__WHAT THIS TASK INVOLVES__: Transcribe all the entries word for word, omitting any pictures they contain.

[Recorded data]
==================================================
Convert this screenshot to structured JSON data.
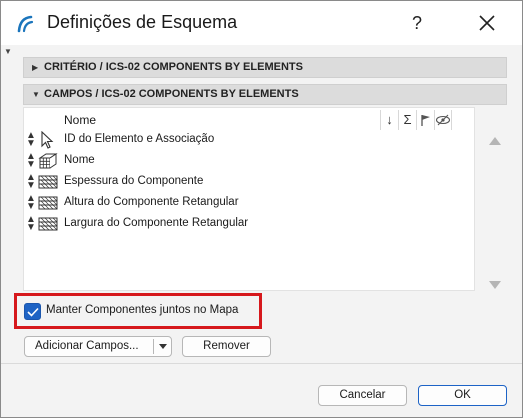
{
  "dialog": {
    "title": "Definições de Esquema",
    "help_label": "?"
  },
  "sections": {
    "criteria": {
      "label": "CRITÉRIO / ICS-02 COMPONENTS BY ELEMENTS",
      "expanded": false
    },
    "fields": {
      "label": "CAMPOS / ICS-02 COMPONENTS BY ELEMENTS",
      "expanded": true
    }
  },
  "fields_list": {
    "header": {
      "name": "Nome",
      "sort_icon": "↓",
      "sum_icon": "Σ",
      "flag_icon": "flag",
      "visibility_icon": "eye-hidden"
    },
    "rows": [
      {
        "label": "ID do Elemento e Associação",
        "icon": "arrow-pointer-icon"
      },
      {
        "label": "Nome",
        "icon": "cube-grid-icon"
      },
      {
        "label": "Espessura do Componente",
        "icon": "hatch-layers-icon"
      },
      {
        "label": "Altura do Componente Retangular",
        "icon": "hatch-layers-icon"
      },
      {
        "label": "Largura do Componente Retangular",
        "icon": "hatch-layers-icon"
      }
    ]
  },
  "options": {
    "keep_components_label": "Manter Componentes juntos no Mapa",
    "keep_components_checked": true
  },
  "buttons": {
    "add_fields": "Adicionar Campos...",
    "remove": "Remover",
    "cancel": "Cancelar",
    "ok": "OK"
  },
  "colors": {
    "accent": "#1e63c4",
    "highlight": "#d6181c"
  }
}
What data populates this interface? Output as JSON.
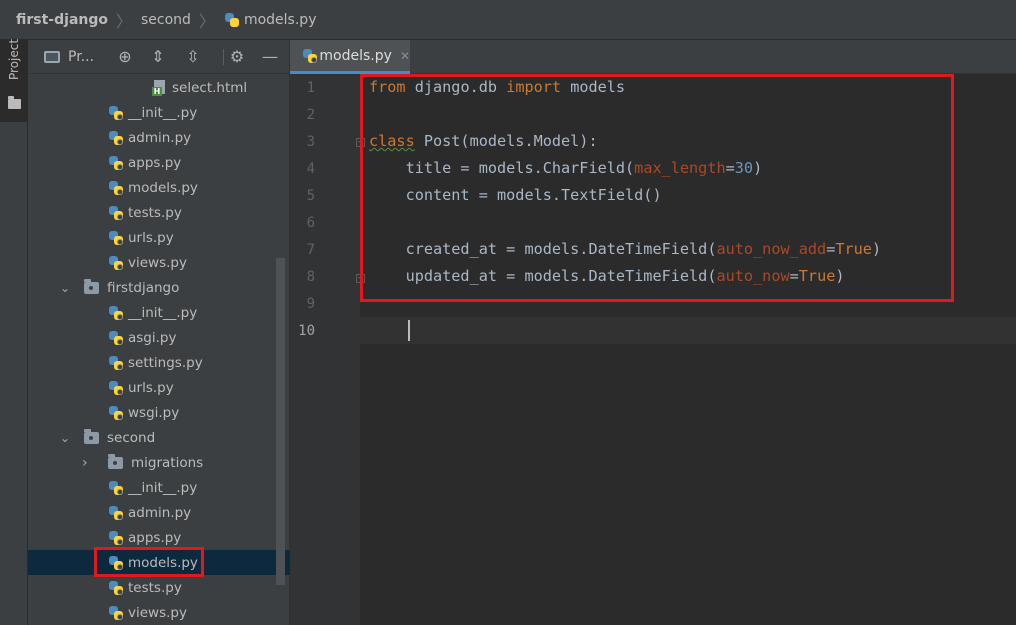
{
  "breadcrumb": {
    "project": "first-django",
    "folder": "second",
    "file": "models.py"
  },
  "side_tool": {
    "project_tab_label": "Project"
  },
  "project_panel": {
    "title": "Pr...",
    "header_icons": [
      "locate-icon",
      "expand-all-icon",
      "collapse-all-icon",
      "gear-icon",
      "minimize-icon"
    ]
  },
  "tree": [
    {
      "label": "select.html",
      "type": "html"
    },
    {
      "label": "__init__.py",
      "type": "py"
    },
    {
      "label": "admin.py",
      "type": "py"
    },
    {
      "label": "apps.py",
      "type": "py"
    },
    {
      "label": "models.py",
      "type": "py"
    },
    {
      "label": "tests.py",
      "type": "py"
    },
    {
      "label": "urls.py",
      "type": "py"
    },
    {
      "label": "views.py",
      "type": "py"
    },
    {
      "label": "firstdjango",
      "type": "folder",
      "expanded": true
    },
    {
      "label": "__init__.py",
      "type": "py"
    },
    {
      "label": "asgi.py",
      "type": "py"
    },
    {
      "label": "settings.py",
      "type": "py"
    },
    {
      "label": "urls.py",
      "type": "py"
    },
    {
      "label": "wsgi.py",
      "type": "py"
    },
    {
      "label": "second",
      "type": "folder",
      "expanded": true
    },
    {
      "label": "migrations",
      "type": "folder",
      "expanded": false
    },
    {
      "label": "__init__.py",
      "type": "py"
    },
    {
      "label": "admin.py",
      "type": "py"
    },
    {
      "label": "apps.py",
      "type": "py"
    },
    {
      "label": "models.py",
      "type": "py",
      "selected": true
    },
    {
      "label": "tests.py",
      "type": "py"
    },
    {
      "label": "views.py",
      "type": "py"
    }
  ],
  "editor": {
    "tab_label": "models.py",
    "line_numbers": [
      "1",
      "2",
      "3",
      "4",
      "5",
      "6",
      "7",
      "8",
      "9",
      "10"
    ],
    "current_line": "10",
    "code": {
      "l1": {
        "kw1": "from",
        "t1": " django.db ",
        "kw2": "import",
        "t2": " models"
      },
      "l3": {
        "kw": "class",
        "t1": " Post(models.Model):"
      },
      "l4": {
        "t1": "    title = models.CharField(",
        "p1": "max_length",
        "t2": "=",
        "n1": "30",
        "t3": ")"
      },
      "l5": {
        "t1": "    content = models.TextField()"
      },
      "l7": {
        "t1": "    created_at = models.DateTimeField(",
        "p1": "auto_now_add",
        "t2": "=",
        "k1": "True",
        "t3": ")"
      },
      "l8": {
        "t1": "    updated_at = models.DateTimeField(",
        "p1": "auto_now",
        "t2": "=",
        "k1": "True",
        "t3": ")"
      }
    }
  },
  "colors": {
    "highlight_box": "#e0191f",
    "keyword": "#cc7832",
    "parameter": "#aa4926",
    "number": "#6897bb",
    "selection": "#0d293e"
  }
}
==================================================
__SOLUTION TO THIS PROBLEM__:
Convert this screenshot to structured JSON data.
{
  "dialog": {
    "title": "Definições de Esquema",
    "help_label": "?"
  },
  "sections": {
    "criteria": {
      "label": "CRITÉRIO / ICS-02 COMPONENTS BY ELEMENTS",
      "expanded": false
    },
    "fields": {
      "label": "CAMPOS / ICS-02 COMPONENTS BY ELEMENTS",
      "expanded": true
    }
  },
  "fields_list": {
    "header": {
      "name": "Nome",
      "sort_icon": "↓",
      "sum_icon": "Σ",
      "flag_icon": "flag",
      "visibility_icon": "eye-hidden"
    },
    "rows": [
      {
        "label": "ID do Elemento e Associação",
        "icon": "arrow-pointer-icon"
      },
      {
        "label": "Nome",
        "icon": "cube-grid-icon"
      },
      {
        "label": "Espessura do Componente",
        "icon": "hatch-layers-icon"
      },
      {
        "label": "Altura do Componente Retangular",
        "icon": "hatch-layers-icon"
      },
      {
        "label": "Largura do Componente Retangular",
        "icon": "hatch-layers-icon"
      }
    ]
  },
  "options": {
    "keep_components_label": "Manter Componentes juntos no Mapa",
    "keep_components_checked": true
  },
  "buttons": {
    "add_fields": "Adicionar Campos...",
    "remove": "Remover",
    "cancel": "Cancelar",
    "ok": "OK"
  },
  "colors": {
    "accent": "#1e63c4",
    "highlight": "#d6181c"
  }
}
What data populates this interface? Output as JSON.
{
  "breadcrumb": {
    "project": "first-django",
    "folder": "second",
    "file": "models.py"
  },
  "side_tool": {
    "project_tab_label": "Project"
  },
  "project_panel": {
    "title": "Pr...",
    "header_icons": [
      "locate-icon",
      "expand-all-icon",
      "collapse-all-icon",
      "gear-icon",
      "minimize-icon"
    ]
  },
  "tree": [
    {
      "label": "select.html",
      "type": "html"
    },
    {
      "label": "__init__.py",
      "type": "py"
    },
    {
      "label": "admin.py",
      "type": "py"
    },
    {
      "label": "apps.py",
      "type": "py"
    },
    {
      "label": "models.py",
      "type": "py"
    },
    {
      "label": "tests.py",
      "type": "py"
    },
    {
      "label": "urls.py",
      "type": "py"
    },
    {
      "label": "views.py",
      "type": "py"
    },
    {
      "label": "firstdjango",
      "type": "folder",
      "expanded": true
    },
    {
      "label": "__init__.py",
      "type": "py"
    },
    {
      "label": "asgi.py",
      "type": "py"
    },
    {
      "label": "settings.py",
      "type": "py"
    },
    {
      "label": "urls.py",
      "type": "py"
    },
    {
      "label": "wsgi.py",
      "type": "py"
    },
    {
      "label": "second",
      "type": "folder",
      "expanded": true
    },
    {
      "label": "migrations",
      "type": "folder",
      "expanded": false
    },
    {
      "label": "__init__.py",
      "type": "py"
    },
    {
      "label": "admin.py",
      "type": "py"
    },
    {
      "label": "apps.py",
      "type": "py"
    },
    {
      "label": "models.py",
      "type": "py",
      "selected": true
    },
    {
      "label": "tests.py",
      "type": "py"
    },
    {
      "label": "views.py",
      "type": "py"
    }
  ],
  "editor": {
    "tab_label": "models.py",
    "line_numbers": [
      "1",
      "2",
      "3",
      "4",
      "5",
      "6",
      "7",
      "8",
      "9",
      "10"
    ],
    "current_line": "10",
    "code": {
      "l1": {
        "kw1": "from",
        "t1": " django.db ",
        "kw2": "import",
        "t2": " models"
      },
      "l3": {
        "kw": "class",
        "t1": " Post(models.Model):"
      },
      "l4": {
        "t1": "    title = models.CharField(",
        "p1": "max_length",
        "t2": "=",
        "n1": "30",
        "t3": ")"
      },
      "l5": {
        "t1": "    content = models.TextField()"
      },
      "l7": {
        "t1": "    created_at = models.DateTimeField(",
        "p1": "auto_now_add",
        "t2": "=",
        "k1": "True",
        "t3": ")"
      },
      "l8": {
        "t1": "    updated_at = models.DateTimeField(",
        "p1": "auto_now",
        "t2": "=",
        "k1": "True",
        "t3": ")"
      }
    }
  },
  "colors": {
    "highlight_box": "#e0191f",
    "keyword": "#cc7832",
    "parameter": "#aa4926",
    "number": "#6897bb",
    "selection": "#0d293e"
  }
}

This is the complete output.